- Selected extract -
For years, Hayden Panettiere’s story was told through tabloids, blind items, paparazzi photos and internet speculation — often before she had the chance to tell it herself. Now 36, the Nashville and Heroes alum is reclaiming the narrative in her new memoir, This Is Me: A Reckoning.
Released Tuesday, the book chronicles Panettiere’s experiences with exploitation, addiction, postpartum depression and domestic abuse. But the conversation around the book began weeks earlier, as stories from it started landing on celebrity websites and clips from interviews — including a widely shared appearance on Jay Shetty’s podcast — took over TikTok.
The memoir didn’t just reopen painful chapters. It brought old conflicts back to the surface.
Her estranged mother, Lesley Vogel, issued a scathing rebuttal. Ex-boyfriend Brian Hickerson responded publicly. Internet speculation exploded around unnamed figures in some of the book’s more disturbing stories.
“There will always be somebody who has a problem with something or an opinion about something,” she tells Yahoo of the reactions.
Still, she says the memoir is serving its purpose in helping her understand how early fame distorted her understanding of love, approval and self-worth.
“I started baby modeling at 8 months old,” she says. “I did my first commercial at 11 months old. It was just so militant. No questions asked. I was a little soldier.”

This Is Me: A Reckoning by Panettiere — and the the audiobook that she voiced — is out now.
(Grand Central Publishing)
Vogel managed her career as she moved from soap operas like Guiding Light and One Life to Live to films like Remember the Titans and the Scream franchise. Panettiere wrote in her book that Vogel, a former soap actor herself, was intensely fixated on her daughter’s career.
“Whether or not my mom approved of my performance made or broke it,” Panettiere says. “I either got love and pride, or I got shame.”
Panettiere’s stardom really exploded during the peak tabloid era, the 2000s, when young stars were simultaneously idolized and publicly ripped apart. She remembers being on the cover of a magazine, calling out her cellulite.
“They were so talented at building you up one week, and the higher they built you up, the farther you had to fall the next week,” she says.
Like many young female stars of the era, like Britney Spears, Lindsay Lohan and Paris Hilton, Panettiere says paparazzi attention often felt frightening rather than glamorous.
“They waited outside my home,” she says. “The first time I ever got paparazzi’d, it was more like terror. It was like looking down the barrel of a gun. All these grown men. They would box you in and run red lights, and then it would turn into a mob scene. And they never put into the press what the paparazzi were saying to get a reaction.”
Then the people in the book responded
Before the book was even out, Vogel responded to her “entitled” daughter’s narrative and said that, “after 20 years of trauma,” she had chosen “the no-contact route” on the advice of professionals.
Panettiere says her mom’s public statement was painful, even if not entirely surprising.
“I don’t feel like I was unfair in the book,” she says. “I could have been crueI. I really tried to be as honest as I could be without dragging anybody besides myself through the mud unnecessarily.”

- Extracted data -

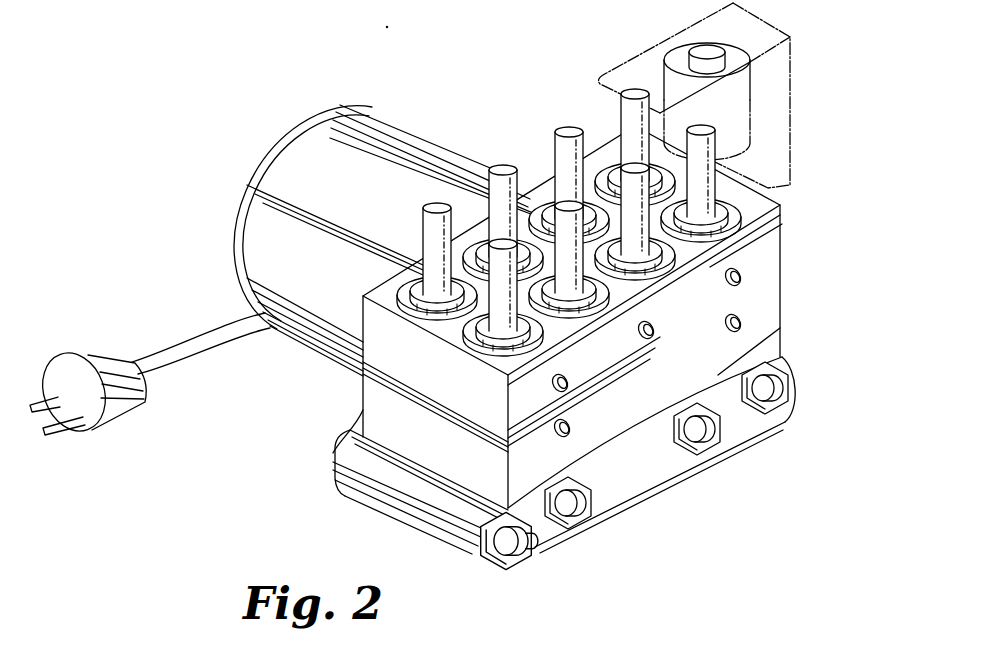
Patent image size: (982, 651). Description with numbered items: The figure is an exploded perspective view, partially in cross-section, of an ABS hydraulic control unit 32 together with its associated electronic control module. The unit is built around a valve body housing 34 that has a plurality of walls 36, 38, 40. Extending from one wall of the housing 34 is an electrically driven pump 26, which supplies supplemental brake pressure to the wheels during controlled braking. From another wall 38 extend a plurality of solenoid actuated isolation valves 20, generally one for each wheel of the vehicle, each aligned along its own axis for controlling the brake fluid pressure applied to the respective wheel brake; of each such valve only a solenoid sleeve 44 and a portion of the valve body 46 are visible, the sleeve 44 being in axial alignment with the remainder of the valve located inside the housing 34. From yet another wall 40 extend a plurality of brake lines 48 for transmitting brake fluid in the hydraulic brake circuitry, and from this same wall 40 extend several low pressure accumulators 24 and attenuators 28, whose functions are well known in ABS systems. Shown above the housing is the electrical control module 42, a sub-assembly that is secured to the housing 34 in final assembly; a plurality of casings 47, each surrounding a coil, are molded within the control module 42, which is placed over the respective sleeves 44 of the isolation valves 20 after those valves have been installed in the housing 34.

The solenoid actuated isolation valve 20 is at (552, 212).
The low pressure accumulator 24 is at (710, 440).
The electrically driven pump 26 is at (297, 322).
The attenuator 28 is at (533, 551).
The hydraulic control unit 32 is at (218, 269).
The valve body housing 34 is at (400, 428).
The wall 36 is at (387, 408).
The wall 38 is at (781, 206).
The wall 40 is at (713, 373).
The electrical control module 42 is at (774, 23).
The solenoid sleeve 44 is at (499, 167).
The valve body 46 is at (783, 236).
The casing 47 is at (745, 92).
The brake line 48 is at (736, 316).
...
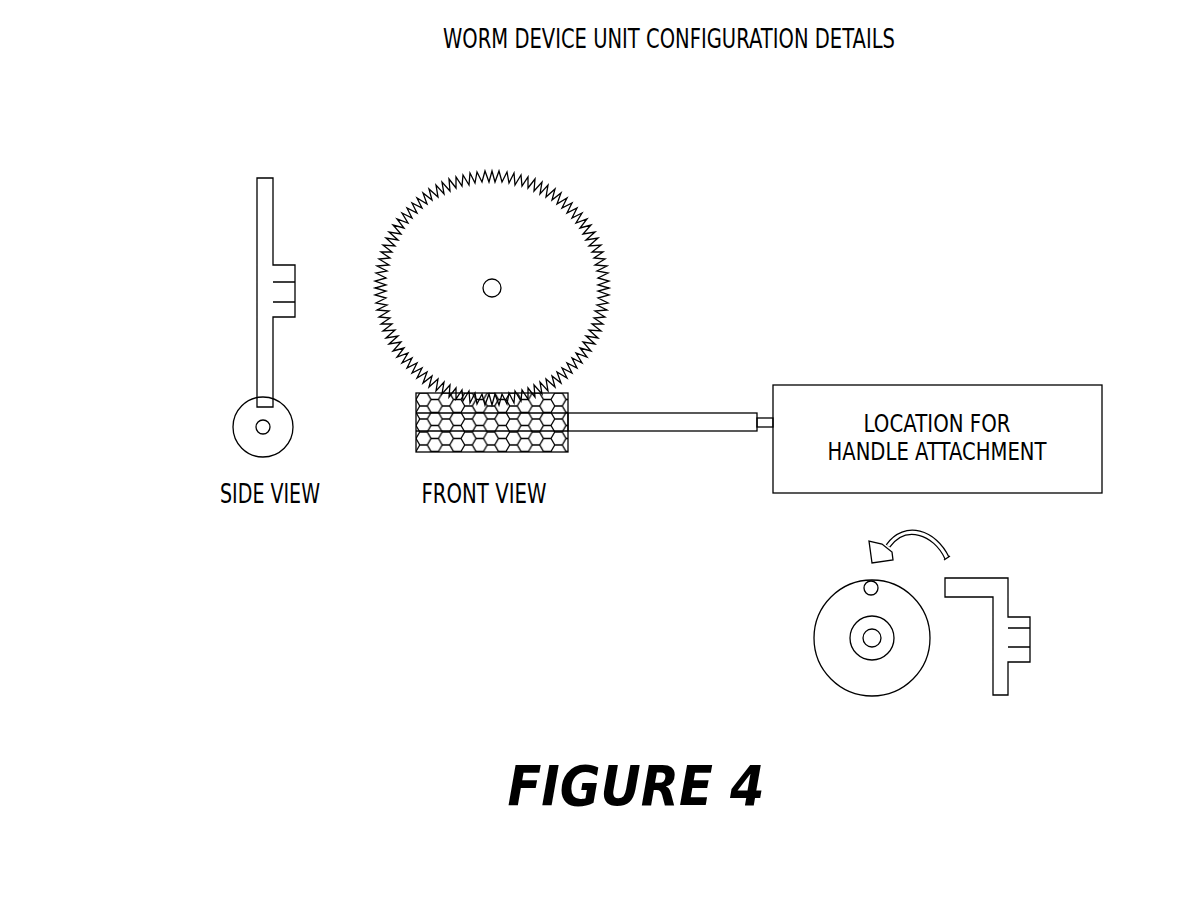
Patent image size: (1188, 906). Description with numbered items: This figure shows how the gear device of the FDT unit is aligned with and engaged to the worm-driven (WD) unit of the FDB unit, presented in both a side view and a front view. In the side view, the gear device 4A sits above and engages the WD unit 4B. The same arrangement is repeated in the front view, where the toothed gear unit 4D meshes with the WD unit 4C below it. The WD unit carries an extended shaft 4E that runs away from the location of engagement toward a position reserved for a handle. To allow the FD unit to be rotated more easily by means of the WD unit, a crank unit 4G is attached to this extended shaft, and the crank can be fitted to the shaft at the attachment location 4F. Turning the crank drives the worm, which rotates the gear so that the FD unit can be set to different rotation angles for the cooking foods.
...
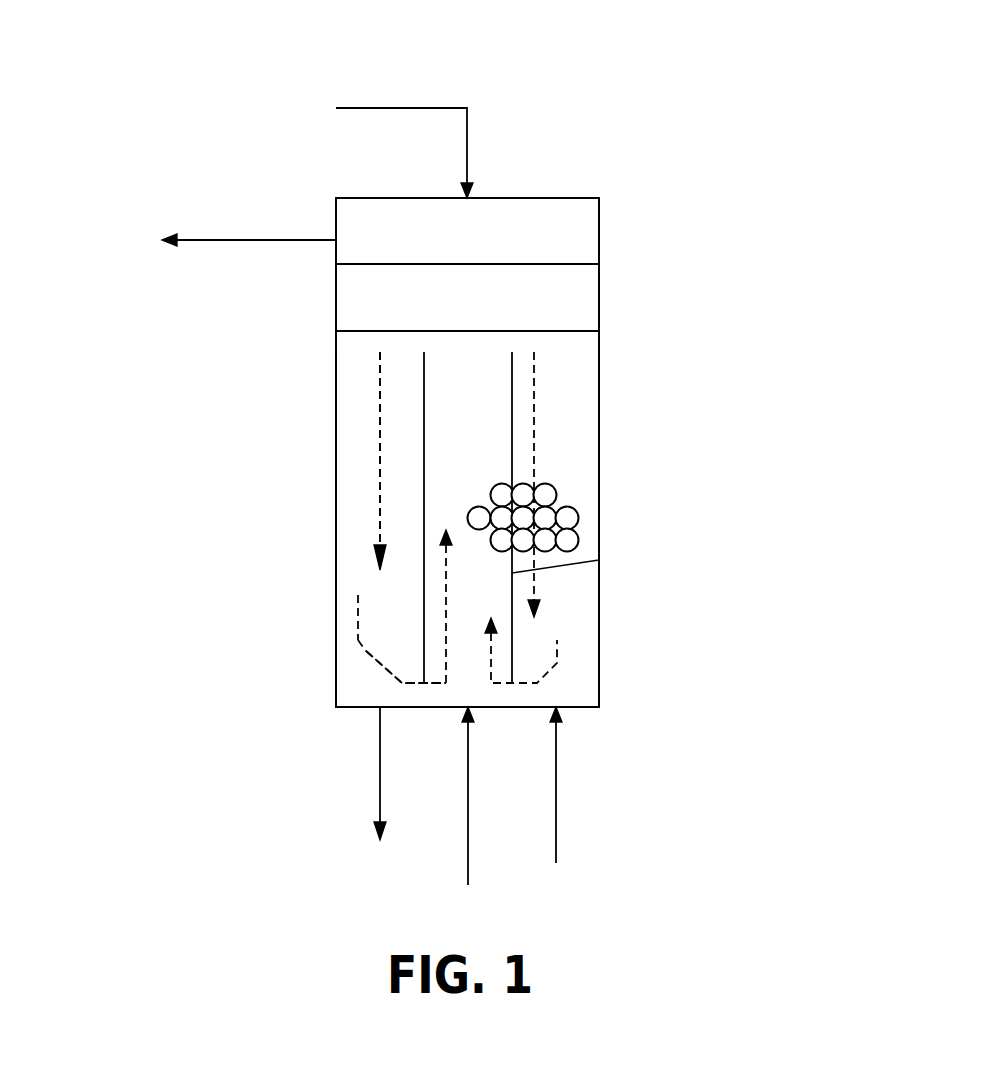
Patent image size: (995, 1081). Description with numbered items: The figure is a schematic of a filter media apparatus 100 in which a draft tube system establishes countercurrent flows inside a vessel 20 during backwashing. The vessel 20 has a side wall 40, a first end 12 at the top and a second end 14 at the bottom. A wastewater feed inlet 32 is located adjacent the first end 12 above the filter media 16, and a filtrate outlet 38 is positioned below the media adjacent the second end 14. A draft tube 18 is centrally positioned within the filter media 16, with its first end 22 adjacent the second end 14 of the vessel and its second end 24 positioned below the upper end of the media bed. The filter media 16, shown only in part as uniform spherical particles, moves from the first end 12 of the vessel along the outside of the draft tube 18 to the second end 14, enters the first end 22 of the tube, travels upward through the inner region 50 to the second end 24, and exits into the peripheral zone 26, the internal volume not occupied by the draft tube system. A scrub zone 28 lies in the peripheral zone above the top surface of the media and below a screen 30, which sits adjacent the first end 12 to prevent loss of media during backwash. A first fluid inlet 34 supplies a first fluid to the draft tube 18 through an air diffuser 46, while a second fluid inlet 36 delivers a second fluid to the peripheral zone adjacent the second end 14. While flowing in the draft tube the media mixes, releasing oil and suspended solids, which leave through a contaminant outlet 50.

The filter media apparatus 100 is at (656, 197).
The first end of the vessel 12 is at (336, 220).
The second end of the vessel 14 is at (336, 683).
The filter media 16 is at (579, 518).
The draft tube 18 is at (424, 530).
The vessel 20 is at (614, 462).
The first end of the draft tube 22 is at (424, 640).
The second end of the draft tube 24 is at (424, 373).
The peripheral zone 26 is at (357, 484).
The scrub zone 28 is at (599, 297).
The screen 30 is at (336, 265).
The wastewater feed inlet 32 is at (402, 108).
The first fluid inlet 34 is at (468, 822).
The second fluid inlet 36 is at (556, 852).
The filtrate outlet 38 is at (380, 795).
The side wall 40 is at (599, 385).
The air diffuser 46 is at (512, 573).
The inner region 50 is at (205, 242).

- Set problem -
In the article about Hayden Panettiere's memoir, how old was she when she did her first commercial?

- In response -
She was 11 months old.